What is being asked — Copy out every line of the data exactly.

==== Records for this exercise ====

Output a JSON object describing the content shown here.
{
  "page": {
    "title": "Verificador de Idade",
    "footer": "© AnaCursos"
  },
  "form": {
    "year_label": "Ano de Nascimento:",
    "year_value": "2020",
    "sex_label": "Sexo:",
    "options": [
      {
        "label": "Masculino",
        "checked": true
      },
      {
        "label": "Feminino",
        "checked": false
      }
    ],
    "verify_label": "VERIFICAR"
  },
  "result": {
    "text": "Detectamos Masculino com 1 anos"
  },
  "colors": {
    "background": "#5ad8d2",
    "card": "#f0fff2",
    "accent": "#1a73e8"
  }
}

====

Output —
Output a JSON object describing the content shown here.
{
  "page": {
    "title": "Verificador de Idade",
    "footer": "© AnaCursos"
  },
  "form": {
    "year_label": "Ano de Nascimento:",
    "year_value": "2020",
    "sex_label": "Sexo:",
    "options": [
      {
        "label": "Masculino",
        "checked": true
      },
      {
        "label": "Feminino",
        "checked": false
      }
    ],
    "verify_label": "VERIFICAR"
  },
  "result": {
    "text": "Detectamos Masculino com 1 anos"
  },
  "colors": {
    "background": "#5ad8d2",
    "card": "#f0fff2",
    "accent": "#1a73e8"
  }
}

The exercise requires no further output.